§ **WHAT IS REQUIRED**: Transcribe every line, keeping it exact.

§ **ENTRIES SHOWN**:
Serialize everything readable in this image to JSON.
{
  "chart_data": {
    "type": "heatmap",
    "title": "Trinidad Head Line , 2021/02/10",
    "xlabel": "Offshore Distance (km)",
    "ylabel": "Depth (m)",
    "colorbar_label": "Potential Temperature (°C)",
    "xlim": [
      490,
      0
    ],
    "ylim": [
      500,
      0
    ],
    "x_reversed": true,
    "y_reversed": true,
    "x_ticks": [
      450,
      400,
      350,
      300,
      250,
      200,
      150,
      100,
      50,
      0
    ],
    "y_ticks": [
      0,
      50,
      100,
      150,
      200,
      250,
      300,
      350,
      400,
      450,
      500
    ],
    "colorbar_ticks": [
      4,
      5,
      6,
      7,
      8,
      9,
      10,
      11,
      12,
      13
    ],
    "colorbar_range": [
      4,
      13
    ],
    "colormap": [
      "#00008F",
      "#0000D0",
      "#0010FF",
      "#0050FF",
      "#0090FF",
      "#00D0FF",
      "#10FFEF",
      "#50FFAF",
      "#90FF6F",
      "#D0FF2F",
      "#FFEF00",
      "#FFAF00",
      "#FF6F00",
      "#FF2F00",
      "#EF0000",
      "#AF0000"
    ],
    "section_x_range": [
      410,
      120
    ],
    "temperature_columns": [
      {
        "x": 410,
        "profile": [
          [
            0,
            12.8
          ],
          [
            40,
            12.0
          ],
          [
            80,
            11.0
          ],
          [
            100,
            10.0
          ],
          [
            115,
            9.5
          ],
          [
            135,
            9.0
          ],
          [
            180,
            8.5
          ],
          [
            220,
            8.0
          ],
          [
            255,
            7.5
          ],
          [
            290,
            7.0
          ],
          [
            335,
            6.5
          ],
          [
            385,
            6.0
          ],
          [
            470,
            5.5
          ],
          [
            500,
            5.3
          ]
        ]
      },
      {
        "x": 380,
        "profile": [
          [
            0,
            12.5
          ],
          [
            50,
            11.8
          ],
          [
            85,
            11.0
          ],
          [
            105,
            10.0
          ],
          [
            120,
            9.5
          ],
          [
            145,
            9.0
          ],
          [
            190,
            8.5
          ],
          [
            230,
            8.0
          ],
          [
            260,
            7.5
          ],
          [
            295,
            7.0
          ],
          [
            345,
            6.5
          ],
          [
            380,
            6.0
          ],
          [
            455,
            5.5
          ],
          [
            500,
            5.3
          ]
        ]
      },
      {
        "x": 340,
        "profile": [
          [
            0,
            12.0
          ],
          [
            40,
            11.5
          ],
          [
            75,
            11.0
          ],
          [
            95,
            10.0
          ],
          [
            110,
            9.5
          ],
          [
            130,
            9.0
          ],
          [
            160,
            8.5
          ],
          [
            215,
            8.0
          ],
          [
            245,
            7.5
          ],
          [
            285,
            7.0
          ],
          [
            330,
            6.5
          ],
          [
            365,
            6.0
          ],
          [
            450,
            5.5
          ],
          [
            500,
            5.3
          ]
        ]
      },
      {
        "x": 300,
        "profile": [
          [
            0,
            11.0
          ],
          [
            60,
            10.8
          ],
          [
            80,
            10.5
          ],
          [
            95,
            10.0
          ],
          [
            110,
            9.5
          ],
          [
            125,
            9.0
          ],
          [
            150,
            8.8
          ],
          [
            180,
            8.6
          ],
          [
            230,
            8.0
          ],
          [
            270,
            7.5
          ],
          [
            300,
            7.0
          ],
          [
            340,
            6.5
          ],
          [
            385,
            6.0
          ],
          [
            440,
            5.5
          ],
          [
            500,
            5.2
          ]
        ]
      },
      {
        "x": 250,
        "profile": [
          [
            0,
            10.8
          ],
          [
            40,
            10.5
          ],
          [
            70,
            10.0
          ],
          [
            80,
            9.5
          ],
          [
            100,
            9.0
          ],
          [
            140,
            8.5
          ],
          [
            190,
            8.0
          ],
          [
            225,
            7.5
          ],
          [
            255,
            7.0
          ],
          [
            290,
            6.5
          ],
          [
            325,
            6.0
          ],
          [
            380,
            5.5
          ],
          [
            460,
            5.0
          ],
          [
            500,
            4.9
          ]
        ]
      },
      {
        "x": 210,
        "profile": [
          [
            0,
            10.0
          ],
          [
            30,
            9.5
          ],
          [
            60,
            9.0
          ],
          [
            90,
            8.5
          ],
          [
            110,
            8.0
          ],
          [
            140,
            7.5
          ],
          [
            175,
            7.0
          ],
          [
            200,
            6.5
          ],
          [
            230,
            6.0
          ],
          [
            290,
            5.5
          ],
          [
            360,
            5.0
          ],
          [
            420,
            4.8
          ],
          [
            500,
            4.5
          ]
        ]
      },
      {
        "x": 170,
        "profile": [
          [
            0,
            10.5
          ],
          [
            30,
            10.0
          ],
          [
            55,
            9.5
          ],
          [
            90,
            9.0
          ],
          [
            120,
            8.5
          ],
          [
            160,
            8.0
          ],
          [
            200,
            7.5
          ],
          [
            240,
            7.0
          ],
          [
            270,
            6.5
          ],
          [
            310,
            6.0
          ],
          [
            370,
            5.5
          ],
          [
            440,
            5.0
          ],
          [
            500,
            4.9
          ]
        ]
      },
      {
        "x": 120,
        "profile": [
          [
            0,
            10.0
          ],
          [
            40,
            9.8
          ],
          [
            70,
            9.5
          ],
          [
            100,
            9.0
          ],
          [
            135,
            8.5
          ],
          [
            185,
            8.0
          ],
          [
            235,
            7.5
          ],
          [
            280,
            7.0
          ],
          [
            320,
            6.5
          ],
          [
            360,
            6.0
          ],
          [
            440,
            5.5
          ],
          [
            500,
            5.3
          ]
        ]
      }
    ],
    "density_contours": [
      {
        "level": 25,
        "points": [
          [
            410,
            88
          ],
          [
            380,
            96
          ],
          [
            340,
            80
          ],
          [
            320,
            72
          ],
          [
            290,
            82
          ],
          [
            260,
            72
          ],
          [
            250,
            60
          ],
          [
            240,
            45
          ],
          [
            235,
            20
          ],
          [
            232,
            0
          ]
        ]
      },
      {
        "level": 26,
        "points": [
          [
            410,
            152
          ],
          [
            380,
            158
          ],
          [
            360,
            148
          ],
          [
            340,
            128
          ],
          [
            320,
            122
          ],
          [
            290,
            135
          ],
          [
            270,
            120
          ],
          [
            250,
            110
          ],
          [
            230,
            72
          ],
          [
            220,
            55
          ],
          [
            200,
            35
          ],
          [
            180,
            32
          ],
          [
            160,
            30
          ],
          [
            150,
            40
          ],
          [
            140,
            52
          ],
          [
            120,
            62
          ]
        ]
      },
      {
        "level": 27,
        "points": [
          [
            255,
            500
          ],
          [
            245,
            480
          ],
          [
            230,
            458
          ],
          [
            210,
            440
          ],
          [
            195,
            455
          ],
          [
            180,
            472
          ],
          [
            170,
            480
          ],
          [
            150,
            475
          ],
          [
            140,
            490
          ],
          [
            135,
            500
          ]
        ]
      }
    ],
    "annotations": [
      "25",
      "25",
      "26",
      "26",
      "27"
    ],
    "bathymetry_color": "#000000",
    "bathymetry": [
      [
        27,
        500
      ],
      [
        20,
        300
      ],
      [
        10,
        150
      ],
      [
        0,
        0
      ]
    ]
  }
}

§ **WORKED SOLUTION**:
Serialize everything readable in this image to JSON.
{
  "chart_data": {
    "type": "heatmap",
    "title": "Trinidad Head Line , 2021/02/10",
    "xlabel": "Offshore Distance (km)",
    "ylabel": "Depth (m)",
    "colorbar_label": "Potential Temperature (°C)",
    "xlim": [
      490,
      0
    ],
    "ylim": [
      500,
      0
    ],
    "x_reversed": true,
    "y_reversed": true,
    "x_ticks": [
      450,
      400,
      350,
      300,
      250,
      200,
      150,
      100,
      50,
      0
    ],
    "y_ticks": [
      0,
      50,
      100,
      150,
      200,
      250,
      300,
      350,
      400,
      450,
      500
    ],
    "colorbar_ticks": [
      4,
      5,
      6,
      7,
      8,
      9,
      10,
      11,
      12,
      13
    ],
    "colorbar_range": [
      4,
      13
    ],
    "colormap": [
      "#00008F",
      "#0000D0",
      "#0010FF",
      "#0050FF",
      "#0090FF",
      "#00D0FF",
      "#10FFEF",
      "#50FFAF",
      "#90FF6F",
      "#D0FF2F",
      "#FFEF00",
      "#FFAF00",
      "#FF6F00",
      "#FF2F00",
      "#EF0000",
      "#AF0000"
    ],
    "section_x_range": [
      410,
      120
    ],
    "temperature_columns": [
      {
        "x": 410,
        "profile": [
          [
            0,
            12.8
          ],
          [
            40,
            12.0
          ],
          [
            80,
            11.0
          ],
          [
            100,
            10.0
          ],
          [
            115,
            9.5
          ],
          [
            135,
            9.0
          ],
          [
            180,
            8.5
          ],
          [
            220,
            8.0
          ],
          [
            255,
            7.5
          ],
          [
            290,
            7.0
          ],
          [
            335,
            6.5
          ],
          [
            385,
            6.0
          ],
          [
            470,
            5.5
          ],
          [
            500,
            5.3
          ]
        ]
      },
      {
        "x": 380,
        "profile": [
          [
            0,
            12.5
          ],
          [
            50,
            11.8
          ],
          [
            85,
            11.0
          ],
          [
            105,
            10.0
          ],
          [
            120,
            9.5
          ],
          [
            145,
            9.0
          ],
          [
            190,
            8.5
          ],
          [
            230,
            8.0
          ],
          [
            260,
            7.5
          ],
          [
            295,
            7.0
          ],
          [
            345,
            6.5
          ],
          [
            380,
            6.0
          ],
          [
            455,
            5.5
          ],
          [
            500,
            5.3
          ]
        ]
      },
      {
        "x": 340,
        "profile": [
          [
            0,
            12.0
          ],
          [
            40,
            11.5
          ],
          [
            75,
            11.0
          ],
          [
            95,
            10.0
          ],
          [
            110,
            9.5
          ],
          [
            130,
            9.0
          ],
          [
            160,
            8.5
          ],
          [
            215,
            8.0
          ],
          [
            245,
            7.5
          ],
          [
            285,
            7.0
          ],
          [
            330,
            6.5
          ],
          [
            365,
            6.0
          ],
          [
            450,
            5.5
          ],
          [
            500,
            5.3
          ]
        ]
      },
      {
        "x": 300,
        "profile": [
          [
            0,
            11.0
          ],
          [
            60,
            10.8
          ],
          [
            80,
            10.5
          ],
          [
            95,
            10.0
          ],
          [
            110,
            9.5
          ],
          [
            125,
            9.0
          ],
          [
            150,
            8.8
          ],
          [
            180,
            8.6
          ],
          [
            230,
            8.0
          ],
          [
            270,
            7.5
          ],
          [
            300,
            7.0
          ],
          [
            340,
            6.5
          ],
          [
            385,
            6.0
          ],
          [
            440,
            5.5
          ],
          [
            500,
            5.2
          ]
        ]
      },
      {
        "x": 250,
        "profile": [
          [
            0,
            10.8
          ],
          [
            40,
            10.5
          ],
          [
            70,
            10.0
          ],
          [
            80,
            9.5
          ],
          [
            100,
            9.0
          ],
          [
            140,
            8.5
          ],
          [
            190,
            8.0
          ],
          [
            225,
            7.5
          ],
          [
            255,
            7.0
          ],
          [
            290,
            6.5
          ],
          [
            325,
            6.0
          ],
          [
            380,
            5.5
          ],
          [
            460,
            5.0
          ],
          [
            500,
            4.9
          ]
        ]
      },
      {
        "x": 210,
        "profile": [
          [
            0,
            10.0
          ],
          [
            30,
            9.5
          ],
          [
            60,
            9.0
          ],
          [
            90,
            8.5
          ],
          [
            110,
            8.0
          ],
          [
            140,
            7.5
          ],
          [
            175,
            7.0
          ],
          [
            200,
            6.5
          ],
          [
            230,
            6.0
          ],
          [
            290,
            5.5
          ],
          [
            360,
            5.0
          ],
          [
            420,
            4.8
          ],
          [
            500,
            4.5
          ]
        ]
      },
      {
        "x": 170,
        "profile": [
          [
            0,
            10.5
          ],
          [
            30,
            10.0
          ],
          [
            55,
            9.5
          ],
          [
            90,
            9.0
          ],
          [
            120,
            8.5
          ],
          [
            160,
            8.0
          ],
          [
            200,
            7.5
          ],
          [
            240,
            7.0
          ],
          [
            270,
            6.5
          ],
          [
            310,
            6.0
          ],
          [
            370,
            5.5
          ],
          [
            440,
            5.0
          ],
          [
            500,
            4.9
          ]
        ]
      },
      {
        "x": 120,
        "profile": [
          [
            0,
            10.0
          ],
          [
            40,
            9.8
          ],
          [
            70,
            9.5
          ],
          [
            100,
            9.0
          ],
          [
            135,
            8.5
          ],
          [
            185,
            8.0
          ],
          [
            235,
            7.5
          ],
          [
            280,
            7.0
          ],
          [
            320,
            6.5
          ],
          [
            360,
            6.0
          ],
          [
            440,
            5.5
          ],
          [
            500,
            5.3
          ]
        ]
      }
    ],
    "density_contours": [
      {
        "level": 25,
        "points": [
          [
            410,
            88
          ],
          [
            380,
            96
          ],
          [
            340,
            80
          ],
          [
            320,
            72
          ],
          [
            290,
            82
          ],
          [
            260,
            72
          ],
          [
            250,
            60
          ],
          [
            240,
            45
          ],
          [
            235,
            20
          ],
          [
            232,
            0
          ]
        ]
      },
      {
        "level": 26,
        "points": [
          [
            410,
            152
          ],
          [
            380,
            158
          ],
          [
            360,
            148
          ],
          [
            340,
            128
          ],
          [
            320,
            122
          ],
          [
            290,
            135
          ],
          [
            270,
            120
          ],
          [
            250,
            110
          ],
          [
            230,
            72
          ],
          [
            220,
            55
          ],
          [
            200,
            35
          ],
          [
            180,
            32
          ],
          [
            160,
            30
          ],
          [
            150,
            40
          ],
          [
            140,
            52
          ],
          [
            120,
            62
          ]
        ]
      },
      {
        "level": 27,
        "points": [
          [
            255,
            500
          ],
          [
            245,
            480
          ],
          [
            230,
            458
          ],
          [
            210,
            440
          ],
          [
            195,
            455
          ],
          [
            180,
            472
          ],
          [
            170,
            480
          ],
          [
            150,
            475
          ],
          [
            140,
            490
          ],
          [
            135,
            500
          ]
        ]
      }
    ],
    "annotations": [
      "25",
      "25",
      "26",
      "26",
      "27"
    ],
    "bathymetry_color": "#000000",
    "bathymetry": [
      [
        27,
        500
      ],
      [
        20,
        300
      ],
      [
        10,
        150
      ],
      [
        0,
        0
      ]
    ]
  }
}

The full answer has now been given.